--- Start of LISTED ENTRIES ---
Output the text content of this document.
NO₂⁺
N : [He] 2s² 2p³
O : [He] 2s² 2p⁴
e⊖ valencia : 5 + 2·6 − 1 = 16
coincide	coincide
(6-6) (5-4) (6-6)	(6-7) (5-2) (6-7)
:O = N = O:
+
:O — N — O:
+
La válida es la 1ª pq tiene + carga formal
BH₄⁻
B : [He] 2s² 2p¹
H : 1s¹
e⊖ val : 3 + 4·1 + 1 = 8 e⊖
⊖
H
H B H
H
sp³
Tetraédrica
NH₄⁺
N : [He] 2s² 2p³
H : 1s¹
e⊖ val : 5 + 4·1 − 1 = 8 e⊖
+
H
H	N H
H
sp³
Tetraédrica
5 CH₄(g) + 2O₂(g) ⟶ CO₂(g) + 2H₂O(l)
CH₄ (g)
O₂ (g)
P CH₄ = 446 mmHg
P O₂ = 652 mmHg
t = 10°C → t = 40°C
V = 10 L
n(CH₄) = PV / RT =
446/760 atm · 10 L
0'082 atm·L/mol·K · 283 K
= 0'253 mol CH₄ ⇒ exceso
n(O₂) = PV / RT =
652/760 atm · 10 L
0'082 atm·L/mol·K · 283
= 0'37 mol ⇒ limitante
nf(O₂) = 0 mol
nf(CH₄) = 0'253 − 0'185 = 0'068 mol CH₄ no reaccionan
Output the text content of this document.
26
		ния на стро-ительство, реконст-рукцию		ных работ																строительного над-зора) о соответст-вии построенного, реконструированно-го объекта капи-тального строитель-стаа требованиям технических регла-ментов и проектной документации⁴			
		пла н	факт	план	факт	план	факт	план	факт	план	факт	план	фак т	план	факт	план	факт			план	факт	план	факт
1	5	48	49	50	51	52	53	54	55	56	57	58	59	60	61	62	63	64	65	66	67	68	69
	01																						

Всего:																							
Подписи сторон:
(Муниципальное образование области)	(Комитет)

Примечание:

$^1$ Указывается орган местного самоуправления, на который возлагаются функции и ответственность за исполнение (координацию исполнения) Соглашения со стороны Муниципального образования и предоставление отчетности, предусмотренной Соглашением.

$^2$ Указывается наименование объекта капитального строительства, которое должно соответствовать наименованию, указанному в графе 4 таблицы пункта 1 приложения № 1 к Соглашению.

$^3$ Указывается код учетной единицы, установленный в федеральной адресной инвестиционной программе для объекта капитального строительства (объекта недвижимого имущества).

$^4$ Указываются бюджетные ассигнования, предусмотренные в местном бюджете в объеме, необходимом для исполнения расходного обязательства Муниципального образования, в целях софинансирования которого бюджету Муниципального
--- End of LISTED ENTRIES ---
• **YOUR GOAL**
Work through the listing above and report how many lines include the string "объекта", with no other text.

• **COMPLETED EXERCISE**
3